### SUPPLIED RECORDS
————————

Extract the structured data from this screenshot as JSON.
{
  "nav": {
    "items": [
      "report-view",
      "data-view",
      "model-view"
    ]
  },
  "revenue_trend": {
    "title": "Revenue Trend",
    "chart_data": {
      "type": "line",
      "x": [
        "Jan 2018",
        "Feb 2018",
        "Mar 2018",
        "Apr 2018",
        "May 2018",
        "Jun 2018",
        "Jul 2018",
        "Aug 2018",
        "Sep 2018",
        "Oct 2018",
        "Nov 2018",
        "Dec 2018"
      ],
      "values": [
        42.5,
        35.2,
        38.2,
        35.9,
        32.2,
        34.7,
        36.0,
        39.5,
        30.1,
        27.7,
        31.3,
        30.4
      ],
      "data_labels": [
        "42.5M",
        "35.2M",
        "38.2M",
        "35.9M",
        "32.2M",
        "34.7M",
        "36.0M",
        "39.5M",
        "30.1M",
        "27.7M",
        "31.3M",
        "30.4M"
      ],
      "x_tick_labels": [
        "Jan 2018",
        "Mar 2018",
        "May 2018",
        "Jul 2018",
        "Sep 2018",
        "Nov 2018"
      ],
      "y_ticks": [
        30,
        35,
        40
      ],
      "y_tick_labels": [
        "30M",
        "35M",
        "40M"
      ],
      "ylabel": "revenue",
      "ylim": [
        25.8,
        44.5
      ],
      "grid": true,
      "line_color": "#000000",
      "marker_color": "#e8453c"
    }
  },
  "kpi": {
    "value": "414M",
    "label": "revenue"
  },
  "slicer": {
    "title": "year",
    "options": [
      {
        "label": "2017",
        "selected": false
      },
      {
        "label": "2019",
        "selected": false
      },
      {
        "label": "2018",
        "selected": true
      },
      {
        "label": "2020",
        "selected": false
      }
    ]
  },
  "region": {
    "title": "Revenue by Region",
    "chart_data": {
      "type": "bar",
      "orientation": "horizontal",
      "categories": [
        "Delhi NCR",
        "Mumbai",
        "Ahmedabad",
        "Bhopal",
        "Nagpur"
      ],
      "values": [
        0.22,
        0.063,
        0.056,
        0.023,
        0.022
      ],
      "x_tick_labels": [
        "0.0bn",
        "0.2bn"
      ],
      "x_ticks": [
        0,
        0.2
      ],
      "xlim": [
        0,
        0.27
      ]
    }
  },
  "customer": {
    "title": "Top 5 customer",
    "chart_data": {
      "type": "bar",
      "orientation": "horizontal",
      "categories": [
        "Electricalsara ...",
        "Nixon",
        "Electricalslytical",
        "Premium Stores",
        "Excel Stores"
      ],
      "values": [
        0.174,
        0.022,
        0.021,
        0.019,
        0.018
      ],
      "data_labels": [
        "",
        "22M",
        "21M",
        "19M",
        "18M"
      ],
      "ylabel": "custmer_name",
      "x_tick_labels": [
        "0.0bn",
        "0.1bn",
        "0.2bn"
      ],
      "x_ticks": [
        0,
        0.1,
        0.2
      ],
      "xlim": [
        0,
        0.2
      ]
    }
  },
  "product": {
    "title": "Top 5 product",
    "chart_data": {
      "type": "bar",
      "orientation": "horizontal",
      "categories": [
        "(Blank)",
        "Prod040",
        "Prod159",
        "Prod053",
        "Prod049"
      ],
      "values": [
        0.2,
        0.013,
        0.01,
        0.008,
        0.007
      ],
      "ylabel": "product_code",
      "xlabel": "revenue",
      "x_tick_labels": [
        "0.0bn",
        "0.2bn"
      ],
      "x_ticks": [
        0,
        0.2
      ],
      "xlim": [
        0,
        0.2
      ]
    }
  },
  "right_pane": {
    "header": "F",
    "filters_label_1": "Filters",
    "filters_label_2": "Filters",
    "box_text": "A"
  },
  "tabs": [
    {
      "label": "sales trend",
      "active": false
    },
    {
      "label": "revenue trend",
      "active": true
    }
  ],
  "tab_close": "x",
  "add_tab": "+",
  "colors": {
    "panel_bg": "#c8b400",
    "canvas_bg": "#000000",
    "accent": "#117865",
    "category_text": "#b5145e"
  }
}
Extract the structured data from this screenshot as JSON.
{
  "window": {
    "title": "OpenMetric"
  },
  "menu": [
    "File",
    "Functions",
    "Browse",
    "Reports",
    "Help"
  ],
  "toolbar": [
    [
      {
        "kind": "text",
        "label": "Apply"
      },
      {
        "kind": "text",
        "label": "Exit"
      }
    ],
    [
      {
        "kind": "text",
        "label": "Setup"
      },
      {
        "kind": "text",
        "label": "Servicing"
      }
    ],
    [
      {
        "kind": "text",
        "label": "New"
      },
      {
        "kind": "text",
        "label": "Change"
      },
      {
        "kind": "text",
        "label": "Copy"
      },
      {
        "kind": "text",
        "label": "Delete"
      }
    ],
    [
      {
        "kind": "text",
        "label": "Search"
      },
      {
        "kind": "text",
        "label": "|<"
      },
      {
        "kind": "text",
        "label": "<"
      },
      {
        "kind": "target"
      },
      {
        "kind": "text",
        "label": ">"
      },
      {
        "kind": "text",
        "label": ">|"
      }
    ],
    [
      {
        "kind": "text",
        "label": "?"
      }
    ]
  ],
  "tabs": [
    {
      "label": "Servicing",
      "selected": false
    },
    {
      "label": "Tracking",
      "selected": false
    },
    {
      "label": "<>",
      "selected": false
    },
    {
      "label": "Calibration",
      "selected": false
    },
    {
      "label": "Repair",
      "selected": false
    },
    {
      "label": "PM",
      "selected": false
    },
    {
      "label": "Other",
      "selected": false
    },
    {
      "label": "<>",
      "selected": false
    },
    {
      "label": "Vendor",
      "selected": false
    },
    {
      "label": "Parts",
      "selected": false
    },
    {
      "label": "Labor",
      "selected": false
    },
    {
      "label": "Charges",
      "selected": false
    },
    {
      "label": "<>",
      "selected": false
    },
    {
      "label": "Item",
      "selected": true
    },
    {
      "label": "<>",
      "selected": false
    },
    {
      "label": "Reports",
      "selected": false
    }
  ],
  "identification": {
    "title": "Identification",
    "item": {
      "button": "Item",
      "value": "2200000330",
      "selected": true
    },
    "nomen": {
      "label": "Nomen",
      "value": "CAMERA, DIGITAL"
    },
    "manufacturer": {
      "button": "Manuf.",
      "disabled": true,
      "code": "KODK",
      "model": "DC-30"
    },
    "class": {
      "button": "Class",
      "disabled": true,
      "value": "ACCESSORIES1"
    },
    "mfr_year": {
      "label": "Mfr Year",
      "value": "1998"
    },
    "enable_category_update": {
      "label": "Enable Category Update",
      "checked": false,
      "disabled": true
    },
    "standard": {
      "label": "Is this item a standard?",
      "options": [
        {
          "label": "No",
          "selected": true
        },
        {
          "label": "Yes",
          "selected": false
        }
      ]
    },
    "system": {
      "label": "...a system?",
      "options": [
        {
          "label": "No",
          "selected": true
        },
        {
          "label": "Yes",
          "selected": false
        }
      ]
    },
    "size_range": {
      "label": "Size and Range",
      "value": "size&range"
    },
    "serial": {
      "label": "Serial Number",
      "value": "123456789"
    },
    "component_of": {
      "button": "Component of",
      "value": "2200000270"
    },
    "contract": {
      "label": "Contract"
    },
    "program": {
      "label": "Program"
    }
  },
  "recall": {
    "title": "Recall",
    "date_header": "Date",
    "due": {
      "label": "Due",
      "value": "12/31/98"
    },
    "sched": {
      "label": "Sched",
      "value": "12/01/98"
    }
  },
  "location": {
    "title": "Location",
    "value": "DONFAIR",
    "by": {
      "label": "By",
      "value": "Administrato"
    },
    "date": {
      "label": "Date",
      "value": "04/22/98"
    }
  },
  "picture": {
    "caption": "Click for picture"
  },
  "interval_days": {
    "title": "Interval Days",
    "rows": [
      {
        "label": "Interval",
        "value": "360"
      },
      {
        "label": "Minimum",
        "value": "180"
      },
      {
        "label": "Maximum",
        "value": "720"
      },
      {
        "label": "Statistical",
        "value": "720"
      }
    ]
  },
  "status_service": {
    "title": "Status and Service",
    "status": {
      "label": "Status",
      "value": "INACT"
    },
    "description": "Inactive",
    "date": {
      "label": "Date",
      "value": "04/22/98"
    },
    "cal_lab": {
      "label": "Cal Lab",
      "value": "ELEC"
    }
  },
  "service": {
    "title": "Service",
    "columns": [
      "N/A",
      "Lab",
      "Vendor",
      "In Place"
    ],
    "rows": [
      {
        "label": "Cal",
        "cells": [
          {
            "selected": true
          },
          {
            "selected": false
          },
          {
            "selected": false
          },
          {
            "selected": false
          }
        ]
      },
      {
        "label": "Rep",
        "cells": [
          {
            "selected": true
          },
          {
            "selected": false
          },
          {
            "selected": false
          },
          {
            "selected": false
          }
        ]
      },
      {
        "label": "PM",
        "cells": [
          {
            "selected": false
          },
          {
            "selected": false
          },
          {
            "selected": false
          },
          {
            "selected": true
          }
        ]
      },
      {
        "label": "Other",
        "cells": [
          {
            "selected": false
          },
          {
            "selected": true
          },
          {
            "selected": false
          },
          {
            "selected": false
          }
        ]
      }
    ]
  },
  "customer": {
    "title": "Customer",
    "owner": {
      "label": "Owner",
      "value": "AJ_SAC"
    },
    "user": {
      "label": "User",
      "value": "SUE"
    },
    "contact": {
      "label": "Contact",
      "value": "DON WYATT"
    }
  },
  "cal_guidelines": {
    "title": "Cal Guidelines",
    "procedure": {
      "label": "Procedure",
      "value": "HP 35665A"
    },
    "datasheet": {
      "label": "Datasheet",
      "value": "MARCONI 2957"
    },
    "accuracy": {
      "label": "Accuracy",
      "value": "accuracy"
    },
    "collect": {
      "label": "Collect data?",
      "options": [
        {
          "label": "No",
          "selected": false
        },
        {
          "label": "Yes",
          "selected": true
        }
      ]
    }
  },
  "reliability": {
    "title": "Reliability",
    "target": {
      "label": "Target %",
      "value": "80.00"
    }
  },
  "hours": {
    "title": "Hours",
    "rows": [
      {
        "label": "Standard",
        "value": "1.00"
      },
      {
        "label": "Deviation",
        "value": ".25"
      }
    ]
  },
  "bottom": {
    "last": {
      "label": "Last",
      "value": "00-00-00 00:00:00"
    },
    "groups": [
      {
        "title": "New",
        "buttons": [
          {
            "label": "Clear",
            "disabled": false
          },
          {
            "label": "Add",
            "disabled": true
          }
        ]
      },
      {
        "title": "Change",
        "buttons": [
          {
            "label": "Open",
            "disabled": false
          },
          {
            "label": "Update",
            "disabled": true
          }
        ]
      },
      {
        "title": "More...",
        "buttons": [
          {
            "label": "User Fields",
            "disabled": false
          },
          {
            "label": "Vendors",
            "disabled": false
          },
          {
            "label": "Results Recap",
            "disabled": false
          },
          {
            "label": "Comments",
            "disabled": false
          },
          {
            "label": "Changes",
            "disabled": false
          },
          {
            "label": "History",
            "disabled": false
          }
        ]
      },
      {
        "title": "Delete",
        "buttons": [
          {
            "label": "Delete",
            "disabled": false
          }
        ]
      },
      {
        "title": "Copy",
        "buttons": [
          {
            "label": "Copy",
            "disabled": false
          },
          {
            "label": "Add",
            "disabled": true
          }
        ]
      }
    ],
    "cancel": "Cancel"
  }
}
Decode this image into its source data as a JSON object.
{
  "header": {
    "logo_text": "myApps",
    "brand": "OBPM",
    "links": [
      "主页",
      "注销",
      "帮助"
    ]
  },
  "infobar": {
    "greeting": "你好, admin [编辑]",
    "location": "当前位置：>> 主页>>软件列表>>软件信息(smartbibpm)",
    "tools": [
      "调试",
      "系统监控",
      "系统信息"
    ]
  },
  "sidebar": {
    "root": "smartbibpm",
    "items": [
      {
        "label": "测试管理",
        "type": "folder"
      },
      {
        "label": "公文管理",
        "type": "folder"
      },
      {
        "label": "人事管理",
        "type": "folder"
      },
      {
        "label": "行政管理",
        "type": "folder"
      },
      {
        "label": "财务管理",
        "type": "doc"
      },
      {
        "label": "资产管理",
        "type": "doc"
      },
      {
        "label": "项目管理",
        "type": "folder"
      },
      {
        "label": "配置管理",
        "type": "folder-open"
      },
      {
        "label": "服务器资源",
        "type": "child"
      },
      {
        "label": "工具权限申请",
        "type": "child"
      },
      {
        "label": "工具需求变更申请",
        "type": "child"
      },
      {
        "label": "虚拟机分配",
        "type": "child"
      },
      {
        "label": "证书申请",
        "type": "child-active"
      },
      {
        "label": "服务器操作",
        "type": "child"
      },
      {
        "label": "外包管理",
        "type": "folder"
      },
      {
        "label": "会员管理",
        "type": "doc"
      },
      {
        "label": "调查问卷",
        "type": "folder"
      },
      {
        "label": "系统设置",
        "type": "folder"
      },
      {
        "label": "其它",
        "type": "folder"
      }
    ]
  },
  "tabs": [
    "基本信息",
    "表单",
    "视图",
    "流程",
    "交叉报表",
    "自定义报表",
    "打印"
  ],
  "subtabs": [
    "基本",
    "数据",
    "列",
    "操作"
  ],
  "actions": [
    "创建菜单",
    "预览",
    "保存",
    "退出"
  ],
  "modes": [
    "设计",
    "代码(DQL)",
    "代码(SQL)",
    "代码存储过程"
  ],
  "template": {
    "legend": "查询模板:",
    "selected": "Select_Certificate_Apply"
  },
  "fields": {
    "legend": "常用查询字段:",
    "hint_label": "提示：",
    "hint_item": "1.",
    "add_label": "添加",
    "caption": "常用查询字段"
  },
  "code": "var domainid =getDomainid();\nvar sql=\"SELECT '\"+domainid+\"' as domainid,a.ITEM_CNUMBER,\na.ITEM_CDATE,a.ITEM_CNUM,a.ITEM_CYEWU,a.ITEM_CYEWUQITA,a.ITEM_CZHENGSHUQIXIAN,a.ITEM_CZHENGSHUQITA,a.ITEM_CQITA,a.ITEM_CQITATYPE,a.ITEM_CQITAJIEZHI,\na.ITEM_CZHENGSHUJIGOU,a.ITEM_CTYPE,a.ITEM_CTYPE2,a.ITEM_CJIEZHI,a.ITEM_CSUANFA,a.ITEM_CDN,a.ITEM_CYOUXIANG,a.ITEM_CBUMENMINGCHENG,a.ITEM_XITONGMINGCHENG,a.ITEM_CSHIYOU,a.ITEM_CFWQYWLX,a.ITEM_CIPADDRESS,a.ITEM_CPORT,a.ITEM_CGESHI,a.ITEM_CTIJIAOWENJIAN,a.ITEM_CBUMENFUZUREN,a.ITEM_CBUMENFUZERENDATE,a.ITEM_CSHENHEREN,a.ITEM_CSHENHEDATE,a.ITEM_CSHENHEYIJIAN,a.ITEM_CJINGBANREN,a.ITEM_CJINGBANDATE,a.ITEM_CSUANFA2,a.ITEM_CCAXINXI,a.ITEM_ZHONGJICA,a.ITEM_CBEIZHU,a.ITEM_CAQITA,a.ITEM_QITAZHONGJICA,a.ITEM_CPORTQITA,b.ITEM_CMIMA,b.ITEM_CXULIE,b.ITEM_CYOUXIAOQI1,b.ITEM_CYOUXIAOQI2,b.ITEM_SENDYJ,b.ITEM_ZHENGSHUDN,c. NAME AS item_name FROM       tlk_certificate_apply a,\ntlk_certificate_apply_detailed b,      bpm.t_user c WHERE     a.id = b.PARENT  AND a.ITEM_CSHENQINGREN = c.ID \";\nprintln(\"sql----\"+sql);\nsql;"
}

————————

### JOB
Where a line holds "Filters", copy that line.

### RIGHT ANSWER
    "filters_label_1": "Filters",
    "filters_label_2": "Filters",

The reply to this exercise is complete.